::: LISTAGEM
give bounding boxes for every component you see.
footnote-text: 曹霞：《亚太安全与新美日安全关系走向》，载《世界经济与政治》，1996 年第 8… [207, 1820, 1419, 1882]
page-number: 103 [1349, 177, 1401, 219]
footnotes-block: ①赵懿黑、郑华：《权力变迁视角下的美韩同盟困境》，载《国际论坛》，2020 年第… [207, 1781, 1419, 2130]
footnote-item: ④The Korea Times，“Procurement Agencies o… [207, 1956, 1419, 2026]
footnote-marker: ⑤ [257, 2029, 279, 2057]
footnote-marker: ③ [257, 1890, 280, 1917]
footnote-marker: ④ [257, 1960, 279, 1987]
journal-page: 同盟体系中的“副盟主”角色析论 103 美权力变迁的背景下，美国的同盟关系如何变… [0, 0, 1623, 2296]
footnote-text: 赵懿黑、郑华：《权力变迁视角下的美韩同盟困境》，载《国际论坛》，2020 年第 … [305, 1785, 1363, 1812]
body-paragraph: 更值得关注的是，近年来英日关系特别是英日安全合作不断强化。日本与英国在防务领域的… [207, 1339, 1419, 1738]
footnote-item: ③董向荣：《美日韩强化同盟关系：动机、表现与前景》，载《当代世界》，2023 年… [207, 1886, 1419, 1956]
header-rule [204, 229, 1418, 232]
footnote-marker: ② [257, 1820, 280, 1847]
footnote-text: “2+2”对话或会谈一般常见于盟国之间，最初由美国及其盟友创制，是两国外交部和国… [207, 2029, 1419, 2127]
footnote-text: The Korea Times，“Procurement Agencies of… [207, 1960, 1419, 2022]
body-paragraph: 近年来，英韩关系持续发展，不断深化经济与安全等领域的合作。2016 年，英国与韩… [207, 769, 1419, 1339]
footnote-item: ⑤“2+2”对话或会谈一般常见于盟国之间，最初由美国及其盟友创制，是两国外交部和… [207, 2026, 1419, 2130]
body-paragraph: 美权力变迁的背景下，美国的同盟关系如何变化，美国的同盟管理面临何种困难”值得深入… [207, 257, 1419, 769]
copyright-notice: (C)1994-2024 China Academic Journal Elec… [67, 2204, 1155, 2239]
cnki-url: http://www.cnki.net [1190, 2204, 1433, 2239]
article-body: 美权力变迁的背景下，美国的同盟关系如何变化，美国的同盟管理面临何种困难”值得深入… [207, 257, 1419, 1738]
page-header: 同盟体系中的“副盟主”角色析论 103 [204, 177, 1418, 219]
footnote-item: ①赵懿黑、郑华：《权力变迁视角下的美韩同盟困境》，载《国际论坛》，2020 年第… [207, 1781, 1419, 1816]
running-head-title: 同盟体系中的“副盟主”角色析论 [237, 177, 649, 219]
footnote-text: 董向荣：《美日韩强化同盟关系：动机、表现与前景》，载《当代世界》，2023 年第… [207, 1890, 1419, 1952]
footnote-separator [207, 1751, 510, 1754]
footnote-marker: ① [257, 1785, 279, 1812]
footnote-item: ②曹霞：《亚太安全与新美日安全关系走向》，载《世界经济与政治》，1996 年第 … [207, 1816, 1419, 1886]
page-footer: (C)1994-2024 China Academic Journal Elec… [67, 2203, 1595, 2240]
::::::
- [EXERCÍCIO] Reproduza fielmente as entradas, do início até a linha que contém "body-paragraph: 近年来，英韩关系持续发展，不断深化经济与安全等领域的合作。2016 年，英国与韩…", incluindo essa linha.

- [RESULTADO]
give bounding boxes for every component you see.
footnote-text: 曹霞：《亚太安全与新美日安全关系走向》，载《世界经济与政治》，1996 年第 8… [207, 1820, 1419, 1882]
page-number: 103 [1349, 177, 1401, 219]
footnotes-block: ①赵懿黑、郑华：《权力变迁视角下的美韩同盟困境》，载《国际论坛》，2020 年第… [207, 1781, 1419, 2130]
footnote-item: ④The Korea Times，“Procurement Agencies o… [207, 1956, 1419, 2026]
footnote-marker: ⑤ [257, 2029, 279, 2057]
footnote-marker: ③ [257, 1890, 280, 1917]
footnote-marker: ④ [257, 1960, 279, 1987]
journal-page: 同盟体系中的“副盟主”角色析论 103 美权力变迁的背景下，美国的同盟关系如何变… [0, 0, 1623, 2296]
footnote-text: 赵懿黑、郑华：《权力变迁视角下的美韩同盟困境》，载《国际论坛》，2020 年第 … [305, 1785, 1363, 1812]
body-paragraph: 更值得关注的是，近年来英日关系特别是英日安全合作不断强化。日本与英国在防务领域的… [207, 1339, 1419, 1738]
footnote-item: ③董向荣：《美日韩强化同盟关系：动机、表现与前景》，载《当代世界》，2023 年… [207, 1886, 1419, 1956]
header-rule [204, 229, 1418, 232]
footnote-marker: ② [257, 1820, 280, 1847]
footnote-text: “2+2”对话或会谈一般常见于盟国之间，最初由美国及其盟友创制，是两国外交部和国… [207, 2029, 1419, 2127]
footnote-text: The Korea Times，“Procurement Agencies of… [207, 1960, 1419, 2022]
body-paragraph: 近年来，英韩关系持续发展，不断深化经济与安全等领域的合作。2016 年，英国与韩… [207, 769, 1419, 1339]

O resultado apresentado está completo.